WHAT YOU ARE ASKED TO DO
Omit any picture, and return the remaining data exactly as written.

Records excerpted from a collection:
::::::::::
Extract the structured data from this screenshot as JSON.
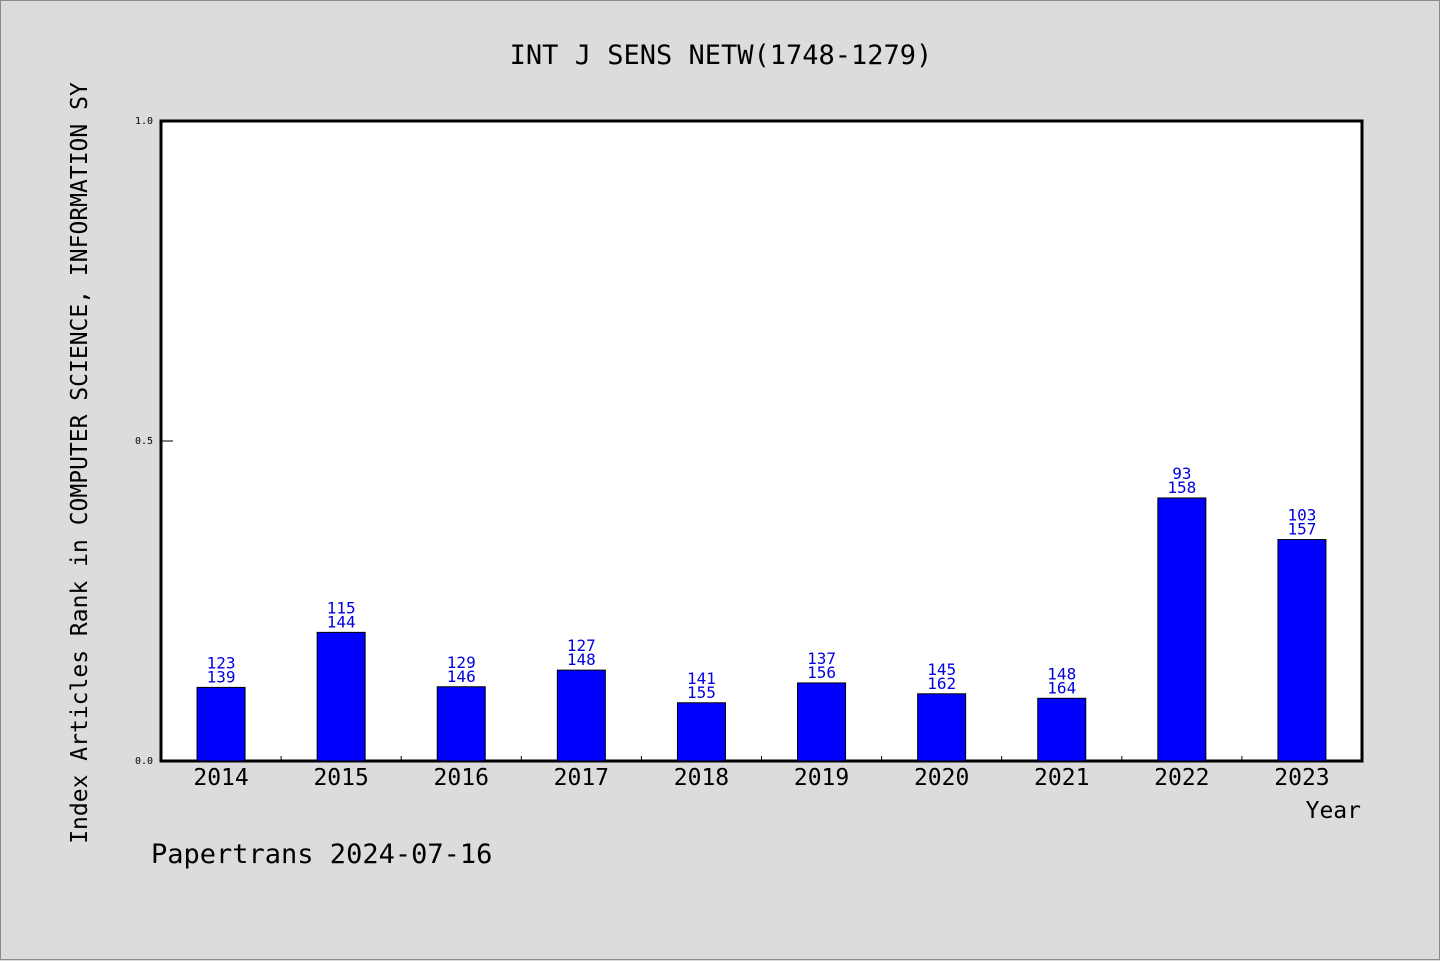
{
  "chart_data": {
    "type": "bar",
    "title": "INT J SENS NETW(1748-1279)",
    "xlabel": "Year",
    "ylabel": "Index Articles Rank in COMPUTER SCIENCE, INFORMATION SY",
    "ylim": [
      0,
      1.0
    ],
    "yticks": [
      "0.0",
      "0.5",
      "1.0"
    ],
    "categories": [
      "2014",
      "2015",
      "2016",
      "2017",
      "2018",
      "2019",
      "2020",
      "2021",
      "2022",
      "2023"
    ],
    "values": [
      0.115,
      0.201,
      0.116,
      0.142,
      0.091,
      0.122,
      0.105,
      0.098,
      0.411,
      0.346
    ],
    "rank_labels": [
      "123",
      "115",
      "129",
      "127",
      "141",
      "137",
      "145",
      "148",
      "93",
      "103"
    ],
    "total_labels": [
      "139",
      "144",
      "146",
      "148",
      "155",
      "156",
      "162",
      "164",
      "158",
      "157"
    ],
    "bar_color": "#0000ff",
    "label_color": "#0000dd",
    "grid": false,
    "legend": "none"
  },
  "footer": {
    "text": "Papertrans 2024-07-16"
  }
}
::::::::::
FINAL RESULT
Extract the structured data from this screenshot as JSON.
{
  "chart_data": {
    "type": "bar",
    "title": "INT J SENS NETW(1748-1279)",
    "xlabel": "Year",
    "ylabel": "Index Articles Rank in COMPUTER SCIENCE, INFORMATION SY",
    "ylim": [
      0,
      1.0
    ],
    "yticks": [
      "0.0",
      "0.5",
      "1.0"
    ],
    "categories": [
      "2014",
      "2015",
      "2016",
      "2017",
      "2018",
      "2019",
      "2020",
      "2021",
      "2022",
      "2023"
    ],
    "values": [
      0.115,
      0.201,
      0.116,
      0.142,
      0.091,
      0.122,
      0.105,
      0.098,
      0.411,
      0.346
    ],
    "rank_labels": [
      "123",
      "115",
      "129",
      "127",
      "141",
      "137",
      "145",
      "148",
      "93",
      "103"
    ],
    "total_labels": [
      "139",
      "144",
      "146",
      "148",
      "155",
      "156",
      "162",
      "164",
      "158",
      "157"
    ],
    "bar_color": "#0000ff",
    "label_color": "#0000dd",
    "grid": false,
    "legend": "none"
  },
  "footer": {
    "text": "Papertrans 2024-07-16"
  }
}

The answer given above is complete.